* START Text passage *
A Measure of Transaction Processing Power[1]
Anon Et Al
February 1985
ABSTRACT
Three benchmarks are defined: Sort, Scan and DebitCredit. The first two benchmarks measure a system's input/output performance. DebitCredit is a simple transaction processing application used to define a throughput measure: Transactions Per Second (TPS). These benchmarks measure the performance of diverse transaction processing systems. A standard system cost measure is stated and used to define price/performance metrics.
TABLE OF CONTENTS
Who Needs Performance Metrics?...... 2
Our Performance and Price Metrics ...... 4
The Sort Benchmark ...... 6
The Scan Benchmark...... 7
The DebitCredit Benchmark ...... 8
Observations on the DebitCredit Benchmark...... 10
Criticism ...... 11
Summary ...... 13
References ...... 14
Who Needs Performance Metrics?
A measure of transaction processing power is needed -- a standard that can measure and compare the throughput and price/performance of various transaction processing systems.
Vendors of transaction processing systems quote Transaction Per Second (TPS) rates for their systems. But there isn't a standard transaction, so it is difficult to verify or compare these TPS claims. In addition, there is no accepted way to price a system supporting a desired TPS rate. This makes it impossible to compare the price/performance of different systems.
The performance of a transaction processing system depends heavily on the system input/output architecture, data communications architecture and even more importantly on the efficiency of the system software. Traditional computer performance metrics, Whetstones, MIPS, MegaFLOPS, and GigaLIPS, focus on CPU speed. These measures do not capture the features that make one transaction processing system faster or cheaper than another.
This paper is an attempt by two dozen people active in transaction processing to write down the folklore we use to measure system performance. The authors include academics, vendors, and users. A condensation of this paper appears in Datamation (April 1, 1985).
We rate a transaction processing system's performance and price/performance by:
· Performance is quantified by measuring the elapsed time for two standard batch transactions and throughput for an interactive transaction.
· Price is quantified as the five-year capital cost of the system equipment exclusive of communications lines, terminals, development and operations.
· Price/Performance is the ratio Price over Performance.
These measures also gauge the peak performance and performance trends of a system as new hardware and software are introduced. This is a valuable aid to system pricing, sales, and purchase.
We rate a transaction processing system by its performance on three generic operations:
· A simple interactive transaction.
· A mini-batch transaction which updates a small batch of records.
* END Text passage *
- _Instruction 1_
Copy the records word for word, from their first line through the line containing "The keyboard 5 is at (207, 405).".
* START Information shown *
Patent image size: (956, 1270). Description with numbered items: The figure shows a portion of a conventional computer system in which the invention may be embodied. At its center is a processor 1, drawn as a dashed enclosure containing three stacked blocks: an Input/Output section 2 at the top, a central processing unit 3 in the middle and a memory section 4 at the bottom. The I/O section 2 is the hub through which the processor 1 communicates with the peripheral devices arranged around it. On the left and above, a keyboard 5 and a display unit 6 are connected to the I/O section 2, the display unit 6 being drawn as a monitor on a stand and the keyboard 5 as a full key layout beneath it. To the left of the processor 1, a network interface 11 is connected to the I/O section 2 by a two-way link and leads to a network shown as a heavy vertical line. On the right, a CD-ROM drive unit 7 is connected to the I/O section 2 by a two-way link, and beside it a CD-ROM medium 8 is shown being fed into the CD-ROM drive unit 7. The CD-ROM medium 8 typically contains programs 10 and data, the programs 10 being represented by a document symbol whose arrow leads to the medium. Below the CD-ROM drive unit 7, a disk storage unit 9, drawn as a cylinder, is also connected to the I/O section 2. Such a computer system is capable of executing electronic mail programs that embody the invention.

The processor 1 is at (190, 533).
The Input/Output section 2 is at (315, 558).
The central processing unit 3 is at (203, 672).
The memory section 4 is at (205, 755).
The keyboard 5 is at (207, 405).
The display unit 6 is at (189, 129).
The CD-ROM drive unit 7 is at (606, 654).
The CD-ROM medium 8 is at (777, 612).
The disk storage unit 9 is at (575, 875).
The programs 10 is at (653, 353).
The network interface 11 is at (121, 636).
* END Information shown *
- _Instruction 2_
In the transaction processing paper, rewrite the part from "The performance of a" to "cheaper than another.", putting "raw processor speed" in place of "CPU speed".

- _Worked solution 1_
Patent image size: (956, 1270). Description with numbered items: The figure shows a portion of a conventional computer system in which the invention may be embodied. At its center is a processor 1, drawn as a dashed enclosure containing three stacked blocks: an Input/Output section 2 at the top, a central processing unit 3 in the middle and a memory section 4 at the bottom. The I/O section 2 is the hub through which the processor 1 communicates with the peripheral devices arranged around it. On the left and above, a keyboard 5 and a display unit 6 are connected to the I/O section 2, the display unit 6 being drawn as a monitor on a stand and the keyboard 5 as a full key layout beneath it. To the left of the processor 1, a network interface 11 is connected to the I/O section 2 by a two-way link and leads to a network shown as a heavy vertical line. On the right, a CD-ROM drive unit 7 is connected to the I/O section 2 by a two-way link, and beside it a CD-ROM medium 8 is shown being fed into the CD-ROM drive unit 7. The CD-ROM medium 8 typically contains programs 10 and data, the programs 10 being represented by a document symbol whose arrow leads to the medium. Below the CD-ROM drive unit 7, a disk storage unit 9, drawn as a cylinder, is also connected to the I/O section 2. Such a computer system is capable of executing electronic mail programs that embody the invention.

The processor 1 is at (190, 533).
The Input/Output section 2 is at (315, 558).
The central processing unit 3 is at (203, 672).
The memory section 4 is at (205, 755).
The keyboard 5 is at (207, 405).

- _Worked solution 2_
The performance of a transaction processing system depends heavily on the system input/output architecture, data communications architecture and even more importantly on the efficiency of the system software. Traditional computer performance metrics, Whetstones, MIPS, MegaFLOPS, and GigaLIPS, focus on raw processor speed. These measures do not capture the features that make one transaction processing system faster or cheaper than another.